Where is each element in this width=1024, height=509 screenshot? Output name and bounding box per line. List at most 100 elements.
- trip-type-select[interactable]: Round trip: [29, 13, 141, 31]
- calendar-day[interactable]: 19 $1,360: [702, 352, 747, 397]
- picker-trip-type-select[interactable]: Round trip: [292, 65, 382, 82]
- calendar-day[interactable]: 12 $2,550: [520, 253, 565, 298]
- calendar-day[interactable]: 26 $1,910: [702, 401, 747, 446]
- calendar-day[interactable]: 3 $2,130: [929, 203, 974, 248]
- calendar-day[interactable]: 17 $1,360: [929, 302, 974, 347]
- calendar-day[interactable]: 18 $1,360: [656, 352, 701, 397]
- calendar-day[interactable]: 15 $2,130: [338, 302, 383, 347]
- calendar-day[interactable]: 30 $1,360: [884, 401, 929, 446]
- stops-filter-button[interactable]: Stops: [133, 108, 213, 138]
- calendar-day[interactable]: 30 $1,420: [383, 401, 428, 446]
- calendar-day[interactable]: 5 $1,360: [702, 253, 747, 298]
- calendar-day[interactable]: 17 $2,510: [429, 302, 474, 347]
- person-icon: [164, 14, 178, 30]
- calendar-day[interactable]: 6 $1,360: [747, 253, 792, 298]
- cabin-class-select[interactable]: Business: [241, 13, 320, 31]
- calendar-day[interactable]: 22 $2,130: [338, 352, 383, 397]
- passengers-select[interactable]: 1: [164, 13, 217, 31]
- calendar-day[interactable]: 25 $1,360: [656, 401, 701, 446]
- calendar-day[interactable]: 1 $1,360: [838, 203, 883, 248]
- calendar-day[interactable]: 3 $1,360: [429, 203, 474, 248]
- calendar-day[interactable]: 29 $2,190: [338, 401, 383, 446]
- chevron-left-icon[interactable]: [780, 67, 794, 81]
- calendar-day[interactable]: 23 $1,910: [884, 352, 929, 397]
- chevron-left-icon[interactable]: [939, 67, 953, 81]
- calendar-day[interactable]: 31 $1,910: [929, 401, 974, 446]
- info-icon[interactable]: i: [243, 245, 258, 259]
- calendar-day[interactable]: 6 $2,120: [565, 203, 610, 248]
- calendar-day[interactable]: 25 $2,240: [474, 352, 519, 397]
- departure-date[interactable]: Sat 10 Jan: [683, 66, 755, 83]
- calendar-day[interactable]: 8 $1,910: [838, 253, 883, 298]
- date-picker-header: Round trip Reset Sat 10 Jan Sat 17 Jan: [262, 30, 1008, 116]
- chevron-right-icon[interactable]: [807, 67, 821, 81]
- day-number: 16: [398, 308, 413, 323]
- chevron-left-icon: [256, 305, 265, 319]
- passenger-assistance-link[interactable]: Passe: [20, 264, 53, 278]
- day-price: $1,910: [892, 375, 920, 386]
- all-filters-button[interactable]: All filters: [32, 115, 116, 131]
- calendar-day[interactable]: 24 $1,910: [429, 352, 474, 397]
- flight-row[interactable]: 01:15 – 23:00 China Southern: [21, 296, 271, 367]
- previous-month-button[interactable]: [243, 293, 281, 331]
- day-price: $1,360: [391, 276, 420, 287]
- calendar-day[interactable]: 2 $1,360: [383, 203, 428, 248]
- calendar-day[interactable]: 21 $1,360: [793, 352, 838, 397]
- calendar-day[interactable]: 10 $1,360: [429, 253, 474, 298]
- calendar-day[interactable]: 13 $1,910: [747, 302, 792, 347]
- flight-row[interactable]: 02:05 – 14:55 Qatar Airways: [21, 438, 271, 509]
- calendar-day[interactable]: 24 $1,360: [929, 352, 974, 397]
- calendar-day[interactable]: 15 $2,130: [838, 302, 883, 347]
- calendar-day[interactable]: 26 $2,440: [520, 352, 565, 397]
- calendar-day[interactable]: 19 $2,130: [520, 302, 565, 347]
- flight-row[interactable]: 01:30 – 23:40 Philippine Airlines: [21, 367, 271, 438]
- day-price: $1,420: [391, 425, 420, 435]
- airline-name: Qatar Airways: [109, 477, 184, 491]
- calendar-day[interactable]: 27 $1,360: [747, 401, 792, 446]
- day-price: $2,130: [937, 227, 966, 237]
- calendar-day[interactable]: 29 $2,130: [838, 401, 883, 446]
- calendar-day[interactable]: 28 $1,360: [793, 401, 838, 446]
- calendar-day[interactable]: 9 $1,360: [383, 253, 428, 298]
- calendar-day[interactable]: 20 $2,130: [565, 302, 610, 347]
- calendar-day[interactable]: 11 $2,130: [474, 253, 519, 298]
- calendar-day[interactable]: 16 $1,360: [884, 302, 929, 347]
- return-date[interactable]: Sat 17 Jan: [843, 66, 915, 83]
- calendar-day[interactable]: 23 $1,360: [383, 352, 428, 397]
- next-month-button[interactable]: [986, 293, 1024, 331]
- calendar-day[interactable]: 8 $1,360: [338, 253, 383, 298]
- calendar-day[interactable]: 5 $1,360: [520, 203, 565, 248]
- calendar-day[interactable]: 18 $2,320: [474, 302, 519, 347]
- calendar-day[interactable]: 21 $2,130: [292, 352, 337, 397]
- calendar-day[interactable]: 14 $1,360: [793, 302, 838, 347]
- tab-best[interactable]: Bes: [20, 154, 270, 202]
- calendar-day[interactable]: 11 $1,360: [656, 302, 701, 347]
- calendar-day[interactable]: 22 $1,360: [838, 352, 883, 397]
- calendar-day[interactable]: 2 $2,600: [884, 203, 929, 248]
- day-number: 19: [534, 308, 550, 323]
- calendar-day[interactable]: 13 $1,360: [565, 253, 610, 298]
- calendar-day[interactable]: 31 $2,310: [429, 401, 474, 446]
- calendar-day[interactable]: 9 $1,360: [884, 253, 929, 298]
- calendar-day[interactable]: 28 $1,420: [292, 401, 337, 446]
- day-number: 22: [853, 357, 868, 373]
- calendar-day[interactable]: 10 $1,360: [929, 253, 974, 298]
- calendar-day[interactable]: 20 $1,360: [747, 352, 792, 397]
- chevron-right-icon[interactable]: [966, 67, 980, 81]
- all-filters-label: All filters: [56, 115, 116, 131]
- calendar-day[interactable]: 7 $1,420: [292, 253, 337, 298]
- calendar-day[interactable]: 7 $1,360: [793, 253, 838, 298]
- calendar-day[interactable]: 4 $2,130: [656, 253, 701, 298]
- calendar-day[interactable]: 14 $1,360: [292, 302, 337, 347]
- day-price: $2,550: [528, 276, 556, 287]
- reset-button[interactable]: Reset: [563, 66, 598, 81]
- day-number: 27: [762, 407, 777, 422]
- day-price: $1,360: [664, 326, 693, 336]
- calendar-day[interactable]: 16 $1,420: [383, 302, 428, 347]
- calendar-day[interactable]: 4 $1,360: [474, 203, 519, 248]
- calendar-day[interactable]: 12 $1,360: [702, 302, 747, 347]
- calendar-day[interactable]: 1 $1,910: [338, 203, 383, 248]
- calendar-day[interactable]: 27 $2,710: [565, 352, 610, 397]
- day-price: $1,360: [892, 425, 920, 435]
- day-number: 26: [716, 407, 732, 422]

* **INSTRUCTION**
Reproduce every entry above word for word, keeping each one in its original order.

* **ANSWER TO THE EXERCISE**
Where is each element in this width=1024, height=509 screenshot? Output name and bounding box per line. List at most 100 elements.
- trip-type-select[interactable]: Round trip: [29, 13, 141, 31]
- calendar-day[interactable]: 19 $1,360: [702, 352, 747, 397]
- picker-trip-type-select[interactable]: Round trip: [292, 65, 382, 82]
- calendar-day[interactable]: 12 $2,550: [520, 253, 565, 298]
- calendar-day[interactable]: 26 $1,910: [702, 401, 747, 446]
- calendar-day[interactable]: 3 $2,130: [929, 203, 974, 248]
- calendar-day[interactable]: 17 $1,360: [929, 302, 974, 347]
- calendar-day[interactable]: 18 $1,360: [656, 352, 701, 397]
- calendar-day[interactable]: 15 $2,130: [338, 302, 383, 347]
- calendar-day[interactable]: 30 $1,360: [884, 401, 929, 446]
- stops-filter-button[interactable]: Stops: [133, 108, 213, 138]
- calendar-day[interactable]: 30 $1,420: [383, 401, 428, 446]
- calendar-day[interactable]: 5 $1,360: [702, 253, 747, 298]
- calendar-day[interactable]: 17 $2,510: [429, 302, 474, 347]
- person-icon: [164, 14, 178, 30]
- calendar-day[interactable]: 6 $1,360: [747, 253, 792, 298]
- cabin-class-select[interactable]: Business: [241, 13, 320, 31]
- calendar-day[interactable]: 22 $2,130: [338, 352, 383, 397]
- passengers-select[interactable]: 1: [164, 13, 217, 31]
- calendar-day[interactable]: 25 $1,360: [656, 401, 701, 446]
- calendar-day[interactable]: 1 $1,360: [838, 203, 883, 248]
- calendar-day[interactable]: 3 $1,360: [429, 203, 474, 248]
- calendar-day[interactable]: 29 $2,190: [338, 401, 383, 446]
- chevron-left-icon[interactable]: [780, 67, 794, 81]
- calendar-day[interactable]: 23 $1,910: [884, 352, 929, 397]
- chevron-left-icon[interactable]: [939, 67, 953, 81]
- calendar-day[interactable]: 31 $1,910: [929, 401, 974, 446]
- info-icon[interactable]: i: [243, 245, 258, 259]
- calendar-day[interactable]: 6 $2,120: [565, 203, 610, 248]
- calendar-day[interactable]: 25 $2,240: [474, 352, 519, 397]
- departure-date[interactable]: Sat 10 Jan: [683, 66, 755, 83]
- calendar-day[interactable]: 8 $1,910: [838, 253, 883, 298]
- date-picker-header: Round trip Reset Sat 10 Jan Sat 17 Jan: [262, 30, 1008, 116]
- chevron-right-icon[interactable]: [807, 67, 821, 81]
- day-number: 16: [398, 308, 413, 323]
- chevron-left-icon: [256, 305, 265, 319]
- passenger-assistance-link[interactable]: Passe: [20, 264, 53, 278]
- day-price: $1,910: [892, 375, 920, 386]
- all-filters-button[interactable]: All filters: [32, 115, 116, 131]
- calendar-day[interactable]: 24 $1,910: [429, 352, 474, 397]
- flight-row[interactable]: 01:15 – 23:00 China Southern: [21, 296, 271, 367]
- previous-month-button[interactable]: [243, 293, 281, 331]
- day-price: $1,360: [391, 276, 420, 287]
- calendar-day[interactable]: 2 $1,360: [383, 203, 428, 248]
- calendar-day[interactable]: 21 $1,360: [793, 352, 838, 397]
- calendar-day[interactable]: 10 $1,360: [429, 253, 474, 298]
- calendar-day[interactable]: 13 $1,910: [747, 302, 792, 347]
- flight-row[interactable]: 02:05 – 14:55 Qatar Airways: [21, 438, 271, 509]
- calendar-day[interactable]: 24 $1,360: [929, 352, 974, 397]
- calendar-day[interactable]: 15 $2,130: [838, 302, 883, 347]
- calendar-day[interactable]: 26 $2,440: [520, 352, 565, 397]
- calendar-day[interactable]: 19 $2,130: [520, 302, 565, 347]
- flight-row[interactable]: 01:30 – 23:40 Philippine Airlines: [21, 367, 271, 438]
- day-price: $1,420: [391, 425, 420, 435]
- airline-name: Qatar Airways: [109, 477, 184, 491]
- calendar-day[interactable]: 27 $1,360: [747, 401, 792, 446]
- day-price: $2,130: [937, 227, 966, 237]
- calendar-day[interactable]: 29 $2,130: [838, 401, 883, 446]
- calendar-day[interactable]: 28 $1,360: [793, 401, 838, 446]
- calendar-day[interactable]: 9 $1,360: [383, 253, 428, 298]
- calendar-day[interactable]: 20 $2,130: [565, 302, 610, 347]
- calendar-day[interactable]: 11 $2,130: [474, 253, 519, 298]
- calendar-day[interactable]: 16 $1,360: [884, 302, 929, 347]
- return-date[interactable]: Sat 17 Jan: [843, 66, 915, 83]
- calendar-day[interactable]: 23 $1,360: [383, 352, 428, 397]
- next-month-button[interactable]: [986, 293, 1024, 331]
- calendar-day[interactable]: 8 $1,360: [338, 253, 383, 298]
- calendar-day[interactable]: 5 $1,360: [520, 203, 565, 248]
- calendar-day[interactable]: 18 $2,320: [474, 302, 519, 347]
- calendar-day[interactable]: 21 $2,130: [292, 352, 337, 397]
- calendar-day[interactable]: 14 $1,360: [793, 302, 838, 347]
- tab-best[interactable]: Bes: [20, 154, 270, 202]
- calendar-day[interactable]: 11 $1,360: [656, 302, 701, 347]
- calendar-day[interactable]: 22 $1,360: [838, 352, 883, 397]
- calendar-day[interactable]: 2 $2,600: [884, 203, 929, 248]
- day-number: 19: [534, 308, 550, 323]
- calendar-day[interactable]: 13 $1,360: [565, 253, 610, 298]
- calendar-day[interactable]: 31 $2,310: [429, 401, 474, 446]
- calendar-day[interactable]: 9 $1,360: [884, 253, 929, 298]
- calendar-day[interactable]: 28 $1,420: [292, 401, 337, 446]
- day-number: 22: [853, 357, 868, 373]
- calendar-day[interactable]: 10 $1,360: [929, 253, 974, 298]
- calendar-day[interactable]: 20 $1,360: [747, 352, 792, 397]
- chevron-right-icon[interactable]: [966, 67, 980, 81]
- all-filters-label: All filters: [56, 115, 116, 131]
- calendar-day[interactable]: 7 $1,420: [292, 253, 337, 298]
- calendar-day[interactable]: 7 $1,360: [793, 253, 838, 298]
- calendar-day[interactable]: 4 $2,130: [656, 253, 701, 298]
- calendar-day[interactable]: 14 $1,360: [292, 302, 337, 347]
- day-price: $2,550: [528, 276, 556, 287]
- reset-button[interactable]: Reset: [563, 66, 598, 81]
- day-number: 27: [762, 407, 777, 422]
- day-price: $1,360: [664, 326, 693, 336]
- calendar-day[interactable]: 16 $1,420: [383, 302, 428, 347]
- calendar-day[interactable]: 4 $1,360: [474, 203, 519, 248]
- calendar-day[interactable]: 12 $1,360: [702, 302, 747, 347]
- calendar-day[interactable]: 1 $1,910: [338, 203, 383, 248]
- calendar-day[interactable]: 27 $2,710: [565, 352, 610, 397]
- day-price: $1,360: [892, 425, 920, 435]
- day-number: 26: [716, 407, 732, 422]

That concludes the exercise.